Extracted records
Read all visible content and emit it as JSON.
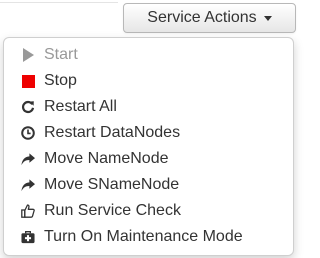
{
  "header": {
    "service_actions_label": "Service Actions"
  },
  "colors": {
    "stop_red": "#ee0000",
    "text": "#333333",
    "disabled_text": "#999999"
  },
  "menu": {
    "items": [
      {
        "label": "Start",
        "icon": "play-icon",
        "disabled": true
      },
      {
        "label": "Stop",
        "icon": "stop-icon",
        "disabled": false
      },
      {
        "label": "Restart All",
        "icon": "refresh-icon",
        "disabled": false
      },
      {
        "label": "Restart DataNodes",
        "icon": "clock-icon",
        "disabled": false
      },
      {
        "label": "Move NameNode",
        "icon": "share-arrow-icon",
        "disabled": false
      },
      {
        "label": "Move SNameNode",
        "icon": "share-arrow-icon",
        "disabled": false
      },
      {
        "label": "Run Service Check",
        "icon": "thumbs-up-icon",
        "disabled": false
      },
      {
        "label": "Turn On Maintenance Mode",
        "icon": "medkit-icon",
        "disabled": false
      }
    ]
  }
}
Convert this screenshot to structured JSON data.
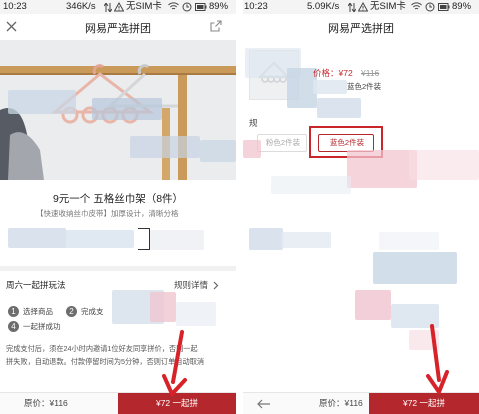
{
  "colors": {
    "brand_red": "#b4282d",
    "outline_red": "#c8262b",
    "price_red": "#c8262b",
    "arrow_red": "#d8222a",
    "status_bg": "#f4f4f4",
    "panel_bg": "#fafafa",
    "hanger_pink": "#e9b5a9",
    "wood": "#c99a5a"
  },
  "left": {
    "status": {
      "time": "10:23",
      "speed": "346K/s",
      "sim": "无SIM卡",
      "battery": "89%"
    },
    "header": {
      "title": "网易严选拼团",
      "close_icon": "close-icon",
      "share_icon": "share-icon"
    },
    "product": {
      "title": "9元一个 五格丝巾架（8件）",
      "subtitle": "【快速收纳丝巾皮带】加厚设计，清晰分格"
    },
    "rules": {
      "heading": "周六一起拼玩法",
      "detail_link": "规则详情",
      "steps": [
        {
          "num": "1",
          "label": "选择商品"
        },
        {
          "num": "2",
          "label": "完成支"
        },
        {
          "num": "4",
          "label": "一起拼成功"
        }
      ],
      "description_line1": "完成支付后，须在24小时内邀请1位好友同享拼价，否则一起",
      "description_line2": "拼失败，自动退款。付款停留时间为5分钟，否则订单自动取消"
    },
    "bottom_bar": {
      "original_price": "原价：¥116",
      "group_button": "¥72 一起拼"
    }
  },
  "right": {
    "status": {
      "time": "10:23",
      "speed": "5.09K/s",
      "sim": "无SIM卡",
      "battery": "89%"
    },
    "header": {
      "title": "网易严选拼团"
    },
    "sku": {
      "price_label": "价格：¥72",
      "price_original": "¥116",
      "selected_text": "蓝色2件装",
      "left_label": "规",
      "option_gray": "粉色2件装",
      "option_selected": "蓝色2件装"
    },
    "bottom_bar": {
      "back_icon": "arrow-left-icon",
      "original_price": "原价：¥116",
      "group_button": "¥72 一起拼"
    }
  }
}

### [What needs to be done]
Reproduce the material in its entirety and word for word, without the pictures.

### [Output of the task]
Read all visible content and emit it as JSON.
{
  "header": {
    "service_actions_label": "Service Actions"
  },
  "colors": {
    "stop_red": "#ee0000",
    "text": "#333333",
    "disabled_text": "#999999"
  },
  "menu": {
    "items": [
      {
        "label": "Start",
        "icon": "play-icon",
        "disabled": true
      },
      {
        "label": "Stop",
        "icon": "stop-icon",
        "disabled": false
      },
      {
        "label": "Restart All",
        "icon": "refresh-icon",
        "disabled": false
      },
      {
        "label": "Restart DataNodes",
        "icon": "clock-icon",
        "disabled": false
      },
      {
        "label": "Move NameNode",
        "icon": "share-arrow-icon",
        "disabled": false
      },
      {
        "label": "Move SNameNode",
        "icon": "share-arrow-icon",
        "disabled": false
      },
      {
        "label": "Run Service Check",
        "icon": "thumbs-up-icon",
        "disabled": false
      },
      {
        "label": "Turn On Maintenance Mode",
        "icon": "medkit-icon",
        "disabled": false
      }
    ]
  }
}
Convert this screenshot to structured JSON data.
{
  "colors": {
    "brand_red": "#b4282d",
    "outline_red": "#c8262b",
    "price_red": "#c8262b",
    "arrow_red": "#d8222a",
    "status_bg": "#f4f4f4",
    "panel_bg": "#fafafa",
    "hanger_pink": "#e9b5a9",
    "wood": "#c99a5a"
  },
  "left": {
    "status": {
      "time": "10:23",
      "speed": "346K/s",
      "sim": "无SIM卡",
      "battery": "89%"
    },
    "header": {
      "title": "网易严选拼团",
      "close_icon": "close-icon",
      "share_icon": "share-icon"
    },
    "product": {
      "title": "9元一个 五格丝巾架（8件）",
      "subtitle": "【快速收纳丝巾皮带】加厚设计，清晰分格"
    },
    "rules": {
      "heading": "周六一起拼玩法",
      "detail_link": "规则详情",
      "steps": [
        {
          "num": "1",
          "label": "选择商品"
        },
        {
          "num": "2",
          "label": "完成支"
        },
        {
          "num": "4",
          "label": "一起拼成功"
        }
      ],
      "description_line1": "完成支付后，须在24小时内邀请1位好友同享拼价，否则一起",
      "description_line2": "拼失败，自动退款。付款停留时间为5分钟，否则订单自动取消"
    },
    "bottom_bar": {
      "original_price": "原价：¥116",
      "group_button": "¥72 一起拼"
    }
  },
  "right": {
    "status": {
      "time": "10:23",
      "speed": "5.09K/s",
      "sim": "无SIM卡",
      "battery": "89%"
    },
    "header": {
      "title": "网易严选拼团"
    },
    "sku": {
      "price_label": "价格：¥72",
      "price_original": "¥116",
      "selected_text": "蓝色2件装",
      "left_label": "规",
      "option_gray": "粉色2件装",
      "option_selected": "蓝色2件装"
    },
    "bottom_bar": {
      "back_icon": "arrow-left-icon",
      "original_price": "原价：¥116",
      "group_button": "¥72 一起拼"
    }
  }
}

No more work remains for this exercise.